◆ Given problem ◆
Without including any pictures, write out the listing below exactly.

Stored records:
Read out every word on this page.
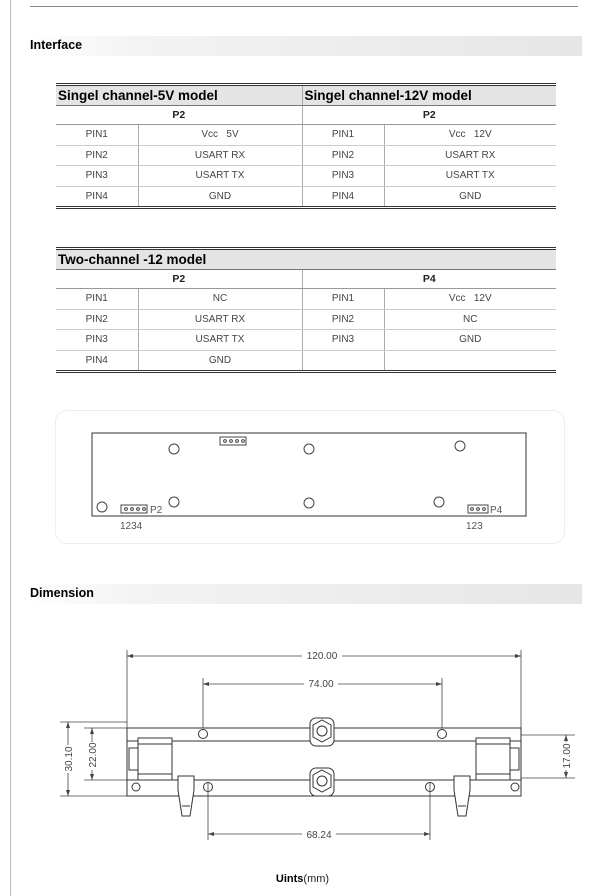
Interface
Singel channel-5V model		Singel channel-12V model	
P2		P2	
PIN1	Vcc   5V	PIN1	Vcc   12V
PIN2	USART RX	PIN2	USART RX
PIN3	USART TX	PIN3	USART TX
PIN4	GND	PIN4	GND
Two-channel -12 model			
P2		P4	
PIN1	NC	PIN1	Vcc   12V
PIN2	USART RX	PIN2	NC
PIN3	USART TX	PIN3	GND
PIN4	GND		
P2
1234
P4
123
Dimension
120.00
74.00
68.24
30.10 22.00	17.00
Uints(mm)
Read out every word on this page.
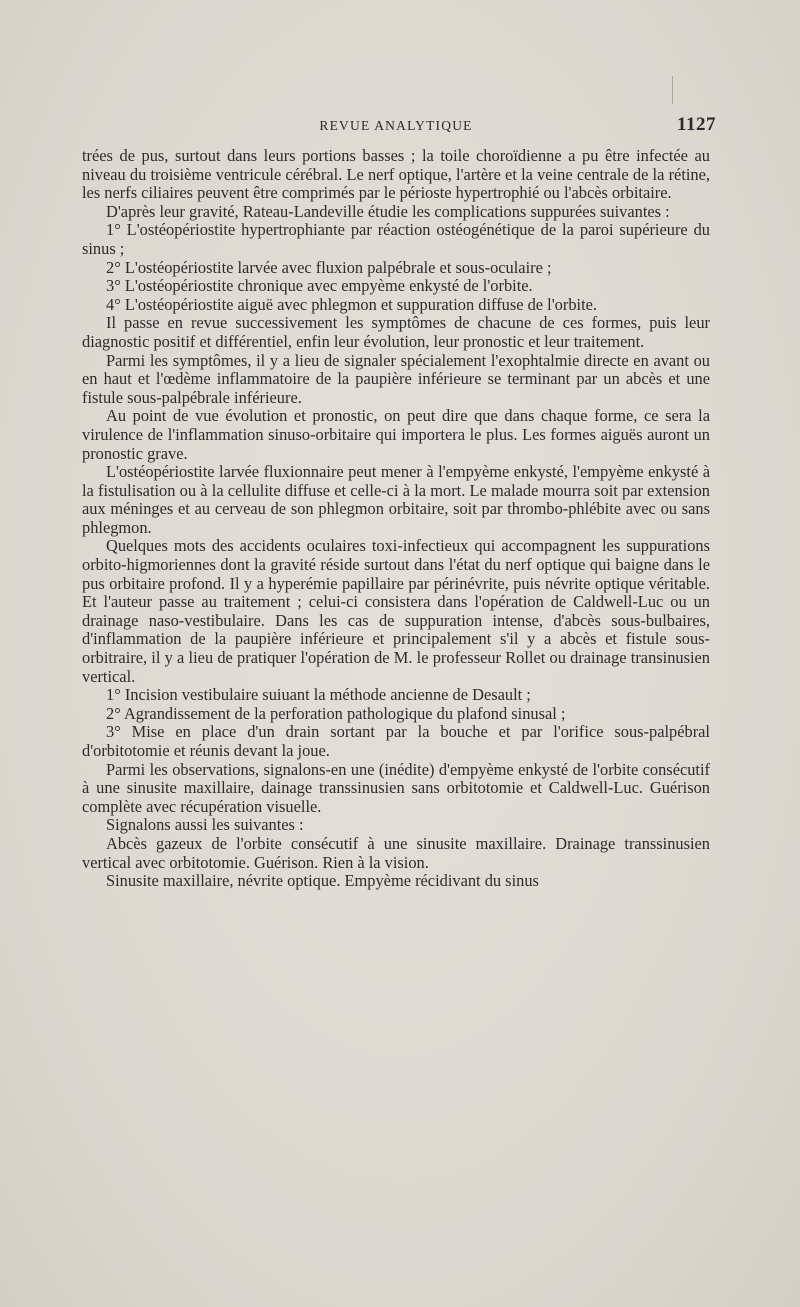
REVUE ANALYTIQUE	1127

trées de pus, surtout dans leurs portions basses ; la toile choroïdienne a pu être infectée au niveau du troisième ventricule cérébral. Le nerf optique, l'artère et la veine centrale de la rétine, les nerfs ciliaires peuvent être comprimés par le périoste hypertrophié ou l'abcès orbitaire.

D'après leur gravité, Rateau-Landeville étudie les complications suppurées suivantes :

1° L'ostéopériostite hypertrophiante par réaction ostéogénétique de la paroi supérieure du sinus ;

2° L'ostéopériostite larvée avec fluxion palpébrale et sous-oculaire ;

3° L'ostéopériostite chronique avec empyème enkysté de l'orbite.

4° L'ostéopériostite aiguë avec phlegmon et suppuration diffuse de l'orbite.

Il passe en revue successivement les symptômes de chacune de ces formes, puis leur diagnostic positif et différentiel, enfin leur évolution, leur pronostic et leur traitement.

Parmi les symptômes, il y a lieu de signaler spécialement l'exophtalmie directe en avant ou en haut et l'œdème inflammatoire de la paupière inférieure se terminant par un abcès et une fistule sous-palpébrale inférieure.

Au point de vue évolution et pronostic, on peut dire que dans chaque forme, ce sera la virulence de l'inflammation sinuso-orbitaire qui importera le plus. Les formes aiguës auront un pronostic grave.

L'ostéopériostite larvée fluxionnaire peut mener à l'empyème enkysté, l'empyème enkysté à la fistulisation ou à la cellulite diffuse et celle-ci à la mort. Le malade mourra soit par extension aux méninges et au cerveau de son phlegmon orbitaire, soit par thrombo-phlébite avec ou sans phlegmon.

Quelques mots des accidents oculaires toxi-infectieux qui accompagnent les suppurations orbito-higmoriennes dont la gravité réside surtout dans l'état du nerf optique qui baigne dans le pus orbitaire profond. Il y a hyperémie papillaire par périnévrite, puis névrite optique véritable. Et l'auteur passe au traitement ; celui-ci consistera dans l'opération de Caldwell-Luc ou un drainage naso-vestibulaire. Dans les cas de suppuration intense, d'abcès sous-bulbaires, d'inflammation de la paupière inférieure et principalement s'il y a abcès et fistule sous-orbitraire, il y a lieu de pratiquer l'opération de M. le professeur Rollet ou drainage transinusien vertical.

1° Incision vestibulaire suiuant la méthode ancienne de Desault ;

2° Agrandissement de la perforation pathologique du plafond sinusal ;

3° Mise en place d'un drain sortant par la bouche et par l'orifice sous-palpébral d'orbitotomie et réunis devant la joue.

Parmi les observations, signalons-en une (inédite) d'empyème enkysté de l'orbite consécutif à une sinusite maxillaire, dainage transsinusien sans orbitotomie et Caldwell-Luc. Guérison complète avec récupération visuelle.

Signalons aussi les suivantes :

Abcès gazeux de l'orbite consécutif à une sinusite maxillaire. Drainage transsinusien vertical avec orbitotomie. Guérison. Rien à la vision.

Sinusite maxillaire, névrite optique. Empyème récidivant du sinus
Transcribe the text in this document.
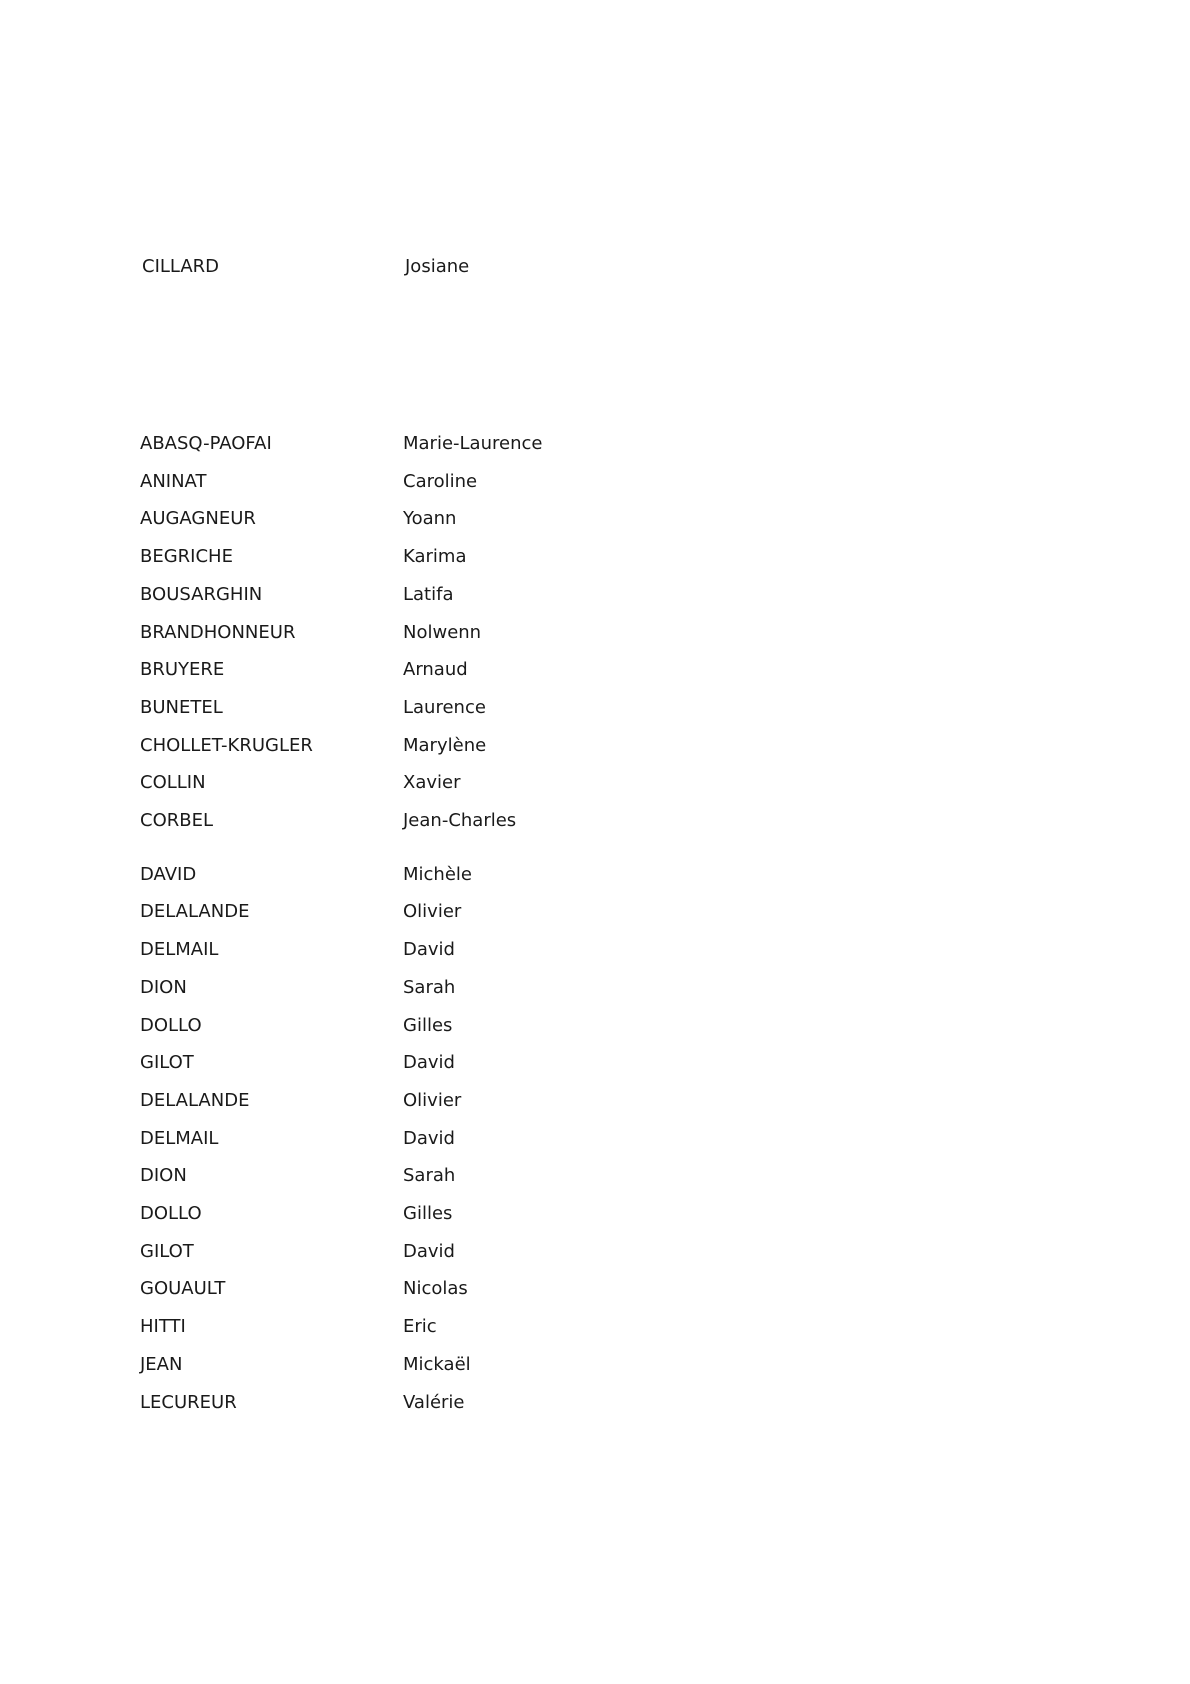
CILLARD	Josiane
ABASQ-PAOFAI	Marie-Laurence
ANINAT	Caroline
AUGAGNEUR	Yoann
BEGRICHE	Karima
BOUSARGHIN	Latifa
BRANDHONNEUR	Nolwenn
BRUYERE	Arnaud
BUNETEL	Laurence
CHOLLET-KRUGLER	Marylène
COLLIN	Xavier
CORBEL	Jean-Charles
DAVID	Michèle
DELALANDE	Olivier
DELMAIL	David
DION	Sarah
DOLLO	Gilles
GILOT	David
DELALANDE	Olivier
DELMAIL	David
DION	Sarah
DOLLO	Gilles
GILOT	David
GOUAULT	Nicolas
HITTI	Eric
JEAN	Mickaël
LECUREUR	Valérie
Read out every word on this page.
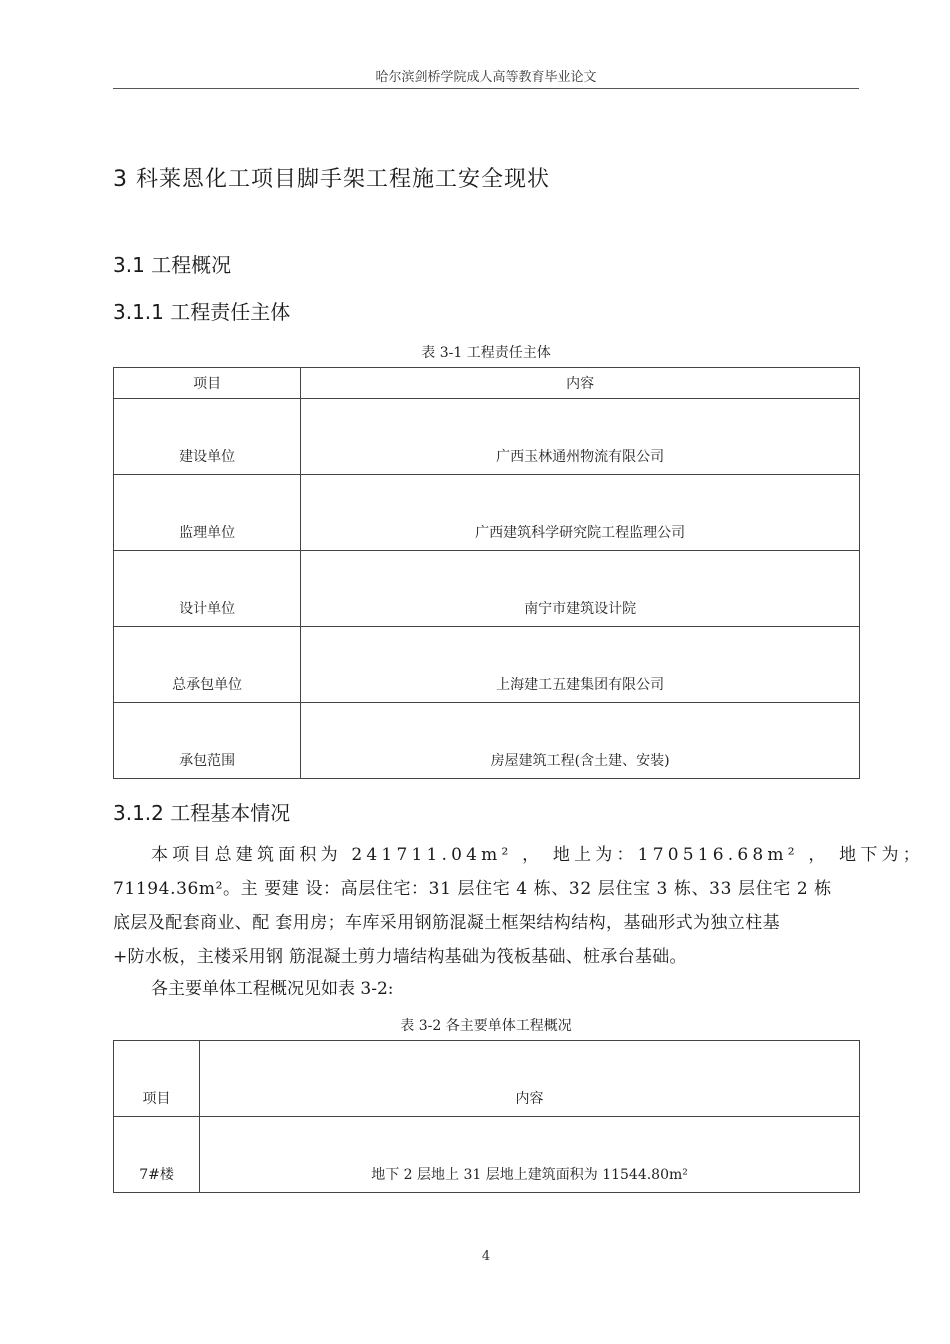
哈尔滨剑桥学院成人高等教育毕业论文
3 科莱恩化工项目脚手架工程施工安全现状
3.1 工程概况
3.1.1 工程责任主体
表 3-1 工程责任主体
项目	内容
建设单位	广西玉林通州物流有限公司
监理单位	广西建筑科学研究院工程监理公司
设计单位	南宁市建筑设计院
总承包单位	上海建工五建集团有限公司
承包范围	房屋建筑工程(含土建、安装)
3.1.2 工程基本情况
本项目总建筑面积为 241711.04m² ， 地上为：170516.68m² ， 地下为；
71194.36m²。主 要建 设：高层住宅：31 层住宅 4 栋、32 层住宝 3 栋、33 层住宅 2 栋
底层及配套商业、配 套用房；车库采用钢筋混凝土框架结构结构，基础形式为独立柱基
+防水板，主楼采用钢 筋混凝土剪力墙结构基础为筏板基础、桩承台基础。
各主要单体工程概况见如表 3-2:
表 3-2 各主要单体工程概况
项目	内容
7#楼	地下 2 层地上 31 层地上建筑面积为 11544.80m²
4
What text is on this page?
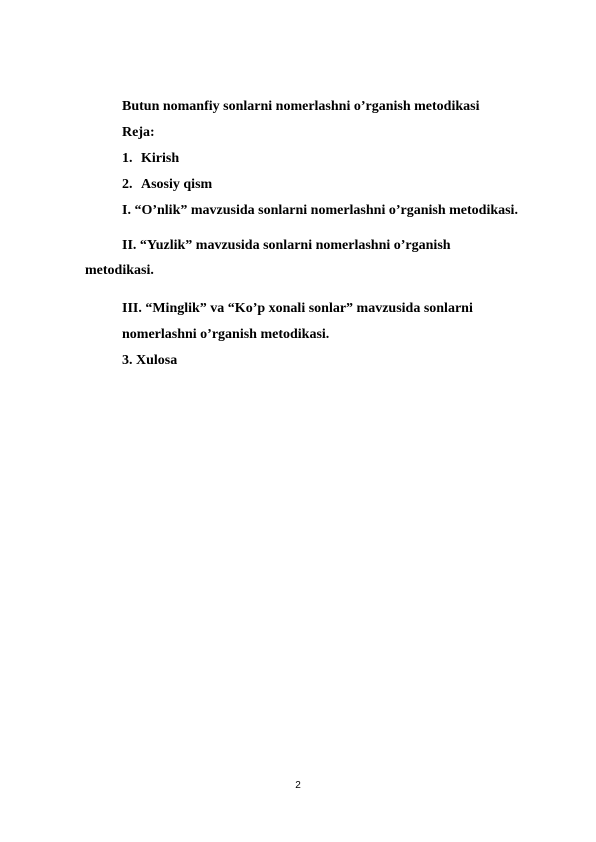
Butun nomanfiy sonlarni nomerlashni o’rganish metodikasi
Reja:
1. Kirish
2. Asosiy qism
I. “O’nlik” mavzusida sonlarni nomerlashni o’rganish metodikasi.
II. “Yuzlik” mavzusida sonlarni nomerlashni o’rganish
metodikasi.
III. “Minglik” va “Ko’p xonali sonlar” mavzusida sonlarni
nomerlashni o’rganish metodikasi.
3. Xulosa
2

◆ Correct response ◆
Read out every word on this page.
Interface
Singel channel-5V model		Singel channel-12V model	
P2		P2	
PIN1	Vcc   5V	PIN1	Vcc   12V
PIN2	USART RX	PIN2	USART RX
PIN3	USART TX	PIN3	USART TX
PIN4	GND	PIN4	GND
Two-channel -12 model			
P2		P4	
PIN1	NC	PIN1	Vcc   12V
PIN2	USART RX	PIN2	NC
PIN3	USART TX	PIN3	GND
PIN4	GND		
P2
1234
P4
123
Dimension
120.00
74.00
68.24
30.10 22.00	17.00
Uints(mm)
Read out every word on this page.
REVUE ANALYTIQUE	1127

trées de pus, surtout dans leurs portions basses ; la toile choroïdienne a pu être infectée au niveau du troisième ventricule cérébral. Le nerf optique, l'artère et la veine centrale de la rétine, les nerfs ciliaires peuvent être comprimés par le périoste hypertrophié ou l'abcès orbitaire.

D'après leur gravité, Rateau-Landeville étudie les complications suppurées suivantes :

1° L'ostéopériostite hypertrophiante par réaction ostéogénétique de la paroi supérieure du sinus ;

2° L'ostéopériostite larvée avec fluxion palpébrale et sous-oculaire ;

3° L'ostéopériostite chronique avec empyème enkysté de l'orbite.

4° L'ostéopériostite aiguë avec phlegmon et suppuration diffuse de l'orbite.

Il passe en revue successivement les symptômes de chacune de ces formes, puis leur diagnostic positif et différentiel, enfin leur évolution, leur pronostic et leur traitement.

Parmi les symptômes, il y a lieu de signaler spécialement l'exophtalmie directe en avant ou en haut et l'œdème inflammatoire de la paupière inférieure se terminant par un abcès et une fistule sous-palpébrale inférieure.

Au point de vue évolution et pronostic, on peut dire que dans chaque forme, ce sera la virulence de l'inflammation sinuso-orbitaire qui importera le plus. Les formes aiguës auront un pronostic grave.

L'ostéopériostite larvée fluxionnaire peut mener à l'empyème enkysté, l'empyème enkysté à la fistulisation ou à la cellulite diffuse et celle-ci à la mort. Le malade mourra soit par extension aux méninges et au cerveau de son phlegmon orbitaire, soit par thrombo-phlébite avec ou sans phlegmon.

Quelques mots des accidents oculaires toxi-infectieux qui accompagnent les suppurations orbito-higmoriennes dont la gravité réside surtout dans l'état du nerf optique qui baigne dans le pus orbitaire profond. Il y a hyperémie papillaire par périnévrite, puis névrite optique véritable. Et l'auteur passe au traitement ; celui-ci consistera dans l'opération de Caldwell-Luc ou un drainage naso-vestibulaire. Dans les cas de suppuration intense, d'abcès sous-bulbaires, d'inflammation de la paupière inférieure et principalement s'il y a abcès et fistule sous-orbitraire, il y a lieu de pratiquer l'opération de M. le professeur Rollet ou drainage transinusien vertical.

1° Incision vestibulaire suiuant la méthode ancienne de Desault ;

2° Agrandissement de la perforation pathologique du plafond sinusal ;

3° Mise en place d'un drain sortant par la bouche et par l'orifice sous-palpébral d'orbitotomie et réunis devant la joue.

Parmi les observations, signalons-en une (inédite) d'empyème enkysté de l'orbite consécutif à une sinusite maxillaire, dainage transsinusien sans orbitotomie et Caldwell-Luc. Guérison complète avec récupération visuelle.

Signalons aussi les suivantes :

Abcès gazeux de l'orbite consécutif à une sinusite maxillaire. Drainage transsinusien vertical avec orbitotomie. Guérison. Rien à la vision.

Sinusite maxillaire, névrite optique. Empyème récidivant du sinus
Transcribe the text in this document.
CILLARD	Josiane
ABASQ-PAOFAI	Marie-Laurence
ANINAT	Caroline
AUGAGNEUR	Yoann
BEGRICHE	Karima
BOUSARGHIN	Latifa
BRANDHONNEUR	Nolwenn
BRUYERE	Arnaud
BUNETEL	Laurence
CHOLLET-KRUGLER	Marylène
COLLIN	Xavier
CORBEL	Jean-Charles
DAVID	Michèle
DELALANDE	Olivier
DELMAIL	David
DION	Sarah
DOLLO	Gilles
GILOT	David
DELALANDE	Olivier
DELMAIL	David
DION	Sarah
DOLLO	Gilles
GILOT	David
GOUAULT	Nicolas
HITTI	Eric
JEAN	Mickaël
LECUREUR	Valérie
Read out every word on this page.
哈尔滨剑桥学院成人高等教育毕业论文
3 科莱恩化工项目脚手架工程施工安全现状
3.1 工程概况
3.1.1 工程责任主体
表 3-1 工程责任主体
项目	内容
建设单位	广西玉林通州物流有限公司
监理单位	广西建筑科学研究院工程监理公司
设计单位	南宁市建筑设计院
总承包单位	上海建工五建集团有限公司
承包范围	房屋建筑工程(含土建、安装)
3.1.2 工程基本情况
本项目总建筑面积为 241711.04m² ， 地上为：170516.68m² ， 地下为；
71194.36m²。主 要建 设：高层住宅：31 层住宅 4 栋、32 层住宝 3 栋、33 层住宅 2 栋
底层及配套商业、配 套用房；车库采用钢筋混凝土框架结构结构，基础形式为独立柱基
+防水板，主楼采用钢 筋混凝土剪力墙结构基础为筏板基础、桩承台基础。
各主要单体工程概况见如表 3-2:
表 3-2 各主要单体工程概况
项目	内容
7#楼	地下 2 层地上 31 层地上建筑面积为 11544.80m²
4
What text is on this page?
Butun nomanfiy sonlarni nomerlashni o’rganish metodikasi
Reja:
1. Kirish
2. Asosiy qism
I. “O’nlik” mavzusida sonlarni nomerlashni o’rganish metodikasi.
II. “Yuzlik” mavzusida sonlarni nomerlashni o’rganish
metodikasi.
III. “Minglik” va “Ko’p xonali sonlar” mavzusida sonlarni
nomerlashni o’rganish metodikasi.
3. Xulosa
2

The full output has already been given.